All records are to be printed again exactly as they appear.

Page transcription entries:
"""
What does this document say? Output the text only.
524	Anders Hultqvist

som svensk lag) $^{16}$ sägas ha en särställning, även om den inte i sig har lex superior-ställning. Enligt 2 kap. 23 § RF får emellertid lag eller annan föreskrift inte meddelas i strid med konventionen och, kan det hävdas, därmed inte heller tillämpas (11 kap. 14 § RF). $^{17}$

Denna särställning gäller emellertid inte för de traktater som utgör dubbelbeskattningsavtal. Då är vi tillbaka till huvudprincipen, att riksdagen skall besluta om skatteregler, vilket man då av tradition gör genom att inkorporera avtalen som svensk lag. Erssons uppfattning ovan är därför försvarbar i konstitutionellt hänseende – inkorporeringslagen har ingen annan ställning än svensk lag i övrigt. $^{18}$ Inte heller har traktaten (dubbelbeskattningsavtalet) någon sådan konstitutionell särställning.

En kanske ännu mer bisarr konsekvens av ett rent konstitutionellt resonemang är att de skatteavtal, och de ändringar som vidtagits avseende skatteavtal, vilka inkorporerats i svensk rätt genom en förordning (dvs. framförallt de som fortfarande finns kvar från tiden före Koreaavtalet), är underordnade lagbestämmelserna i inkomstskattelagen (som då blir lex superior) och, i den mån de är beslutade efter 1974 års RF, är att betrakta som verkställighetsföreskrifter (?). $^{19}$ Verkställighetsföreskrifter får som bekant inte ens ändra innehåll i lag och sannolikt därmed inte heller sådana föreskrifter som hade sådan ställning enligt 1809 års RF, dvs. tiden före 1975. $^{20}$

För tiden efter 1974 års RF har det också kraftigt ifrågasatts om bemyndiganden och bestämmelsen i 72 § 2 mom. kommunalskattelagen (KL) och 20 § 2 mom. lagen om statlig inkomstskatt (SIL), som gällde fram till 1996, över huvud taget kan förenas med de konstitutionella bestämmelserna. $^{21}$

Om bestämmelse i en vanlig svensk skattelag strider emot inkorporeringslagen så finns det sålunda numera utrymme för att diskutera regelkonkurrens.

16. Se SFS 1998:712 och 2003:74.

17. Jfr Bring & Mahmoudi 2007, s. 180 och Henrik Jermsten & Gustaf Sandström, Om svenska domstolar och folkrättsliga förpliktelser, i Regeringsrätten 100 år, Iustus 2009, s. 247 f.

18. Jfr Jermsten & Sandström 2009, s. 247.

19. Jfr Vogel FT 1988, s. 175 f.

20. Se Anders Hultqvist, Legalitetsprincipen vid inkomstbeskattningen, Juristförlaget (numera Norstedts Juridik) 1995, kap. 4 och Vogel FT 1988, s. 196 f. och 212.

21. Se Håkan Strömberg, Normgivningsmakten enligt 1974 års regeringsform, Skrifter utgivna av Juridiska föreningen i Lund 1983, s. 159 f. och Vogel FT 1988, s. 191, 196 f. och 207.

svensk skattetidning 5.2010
"""
ANSWER TO THE PROBLEM:
What does this document say? Output the text only.
524	Anders Hultqvist

som svensk lag) $^{16}$ sägas ha en särställning, även om den inte i sig har lex superior-ställning. Enligt 2 kap. 23 § RF får emellertid lag eller annan föreskrift inte meddelas i strid med konventionen och, kan det hävdas, därmed inte heller tillämpas (11 kap. 14 § RF). $^{17}$

Denna särställning gäller emellertid inte för de traktater som utgör dubbelbeskattningsavtal. Då är vi tillbaka till huvudprincipen, att riksdagen skall besluta om skatteregler, vilket man då av tradition gör genom att inkorporera avtalen som svensk lag. Erssons uppfattning ovan är därför försvarbar i konstitutionellt hänseende – inkorporeringslagen har ingen annan ställning än svensk lag i övrigt. $^{18}$ Inte heller har traktaten (dubbelbeskattningsavtalet) någon sådan konstitutionell särställning.

En kanske ännu mer bisarr konsekvens av ett rent konstitutionellt resonemang är att de skatteavtal, och de ändringar som vidtagits avseende skatteavtal, vilka inkorporerats i svensk rätt genom en förordning (dvs. framförallt de som fortfarande finns kvar från tiden före Koreaavtalet), är underordnade lagbestämmelserna i inkomstskattelagen (som då blir lex superior) och, i den mån de är beslutade efter 1974 års RF, är att betrakta som verkställighetsföreskrifter (?). $^{19}$ Verkställighetsföreskrifter får som bekant inte ens ändra innehåll i lag och sannolikt därmed inte heller sådana föreskrifter som hade sådan ställning enligt 1809 års RF, dvs. tiden före 1975. $^{20}$

För tiden efter 1974 års RF har det också kraftigt ifrågasatts om bemyndiganden och bestämmelsen i 72 § 2 mom. kommunalskattelagen (KL) och 20 § 2 mom. lagen om statlig inkomstskatt (SIL), som gällde fram till 1996, över huvud taget kan förenas med de konstitutionella bestämmelserna. $^{21}$

Om bestämmelse i en vanlig svensk skattelag strider emot inkorporeringslagen så finns det sålunda numera utrymme för att diskutera regelkonkurrens.

16. Se SFS 1998:712 och 2003:74.

17. Jfr Bring & Mahmoudi 2007, s. 180 och Henrik Jermsten & Gustaf Sandström, Om svenska domstolar och folkrättsliga förpliktelser, i Regeringsrätten 100 år, Iustus 2009, s. 247 f.

18. Jfr Jermsten & Sandström 2009, s. 247.

19. Jfr Vogel FT 1988, s. 175 f.

20. Se Anders Hultqvist, Legalitetsprincipen vid inkomstbeskattningen, Juristförlaget (numera Norstedts Juridik) 1995, kap. 4 och Vogel FT 1988, s. 196 f. och 212.

21. Se Håkan Strömberg, Normgivningsmakten enligt 1974 års regeringsform, Skrifter utgivna av Juridiska föreningen i Lund 1983, s. 159 f. och Vogel FT 1988, s. 191, 196 f. och 207.

svensk skattetidning 5.2010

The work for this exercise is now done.